All of the records listed below should be retyped exactly.

++++++++

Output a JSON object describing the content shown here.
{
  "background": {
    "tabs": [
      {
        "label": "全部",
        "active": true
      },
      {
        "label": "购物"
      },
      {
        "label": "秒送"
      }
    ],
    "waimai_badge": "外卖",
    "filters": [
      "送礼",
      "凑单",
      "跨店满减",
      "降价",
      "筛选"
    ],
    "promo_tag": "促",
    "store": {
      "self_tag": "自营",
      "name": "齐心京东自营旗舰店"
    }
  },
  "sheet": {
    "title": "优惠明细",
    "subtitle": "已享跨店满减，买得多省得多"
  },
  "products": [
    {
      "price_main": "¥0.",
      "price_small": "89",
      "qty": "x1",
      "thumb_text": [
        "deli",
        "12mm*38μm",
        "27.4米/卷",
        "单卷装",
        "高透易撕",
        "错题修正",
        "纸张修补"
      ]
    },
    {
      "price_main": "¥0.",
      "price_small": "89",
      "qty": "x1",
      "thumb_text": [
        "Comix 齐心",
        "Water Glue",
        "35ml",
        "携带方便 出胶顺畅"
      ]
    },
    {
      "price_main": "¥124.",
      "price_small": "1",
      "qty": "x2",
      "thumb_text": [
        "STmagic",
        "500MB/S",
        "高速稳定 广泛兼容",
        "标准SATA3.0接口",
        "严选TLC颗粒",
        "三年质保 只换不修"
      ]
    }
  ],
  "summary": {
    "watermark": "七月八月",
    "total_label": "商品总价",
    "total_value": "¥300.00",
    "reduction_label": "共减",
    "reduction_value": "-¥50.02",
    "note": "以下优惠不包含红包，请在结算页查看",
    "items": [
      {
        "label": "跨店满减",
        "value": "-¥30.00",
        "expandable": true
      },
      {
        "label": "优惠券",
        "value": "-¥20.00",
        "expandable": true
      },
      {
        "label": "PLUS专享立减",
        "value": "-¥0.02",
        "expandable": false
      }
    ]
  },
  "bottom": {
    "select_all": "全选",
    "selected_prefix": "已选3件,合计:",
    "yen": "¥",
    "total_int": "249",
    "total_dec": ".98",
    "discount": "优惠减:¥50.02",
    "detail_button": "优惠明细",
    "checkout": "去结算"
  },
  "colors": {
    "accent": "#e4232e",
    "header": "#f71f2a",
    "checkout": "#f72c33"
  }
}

++++++++

### Task answer
Output a JSON object describing the content shown here.
{
  "background": {
    "tabs": [
      {
        "label": "全部",
        "active": true
      },
      {
        "label": "购物"
      },
      {
        "label": "秒送"
      }
    ],
    "waimai_badge": "外卖",
    "filters": [
      "送礼",
      "凑单",
      "跨店满减",
      "降价",
      "筛选"
    ],
    "promo_tag": "促",
    "store": {
      "self_tag": "自营",
      "name": "齐心京东自营旗舰店"
    }
  },
  "sheet": {
    "title": "优惠明细",
    "subtitle": "已享跨店满减，买得多省得多"
  },
  "products": [
    {
      "price_main": "¥0.",
      "price_small": "89",
      "qty": "x1",
      "thumb_text": [
        "deli",
        "12mm*38μm",
        "27.4米/卷",
        "单卷装",
        "高透易撕",
        "错题修正",
        "纸张修补"
      ]
    },
    {
      "price_main": "¥0.",
      "price_small": "89",
      "qty": "x1",
      "thumb_text": [
        "Comix 齐心",
        "Water Glue",
        "35ml",
        "携带方便 出胶顺畅"
      ]
    },
    {
      "price_main": "¥124.",
      "price_small": "1",
      "qty": "x2",
      "thumb_text": [
        "STmagic",
        "500MB/S",
        "高速稳定 广泛兼容",
        "标准SATA3.0接口",
        "严选TLC颗粒",
        "三年质保 只换不修"
      ]
    }
  ],
  "summary": {
    "watermark": "七月八月",
    "total_label": "商品总价",
    "total_value": "¥300.00",
    "reduction_label": "共减",
    "reduction_value": "-¥50.02",
    "note": "以下优惠不包含红包，请在结算页查看",
    "items": [
      {
        "label": "跨店满减",
        "value": "-¥30.00",
        "expandable": true
      },
      {
        "label": "优惠券",
        "value": "-¥20.00",
        "expandable": true
      },
      {
        "label": "PLUS专享立减",
        "value": "-¥0.02",
        "expandable": false
      }
    ]
  },
  "bottom": {
    "select_all": "全选",
    "selected_prefix": "已选3件,合计:",
    "yen": "¥",
    "total_int": "249",
    "total_dec": ".98",
    "discount": "优惠减:¥50.02",
    "detail_button": "优惠明细",
    "checkout": "去结算"
  },
  "colors": {
    "accent": "#e4232e",
    "header": "#f71f2a",
    "checkout": "#f72c33"
  }
}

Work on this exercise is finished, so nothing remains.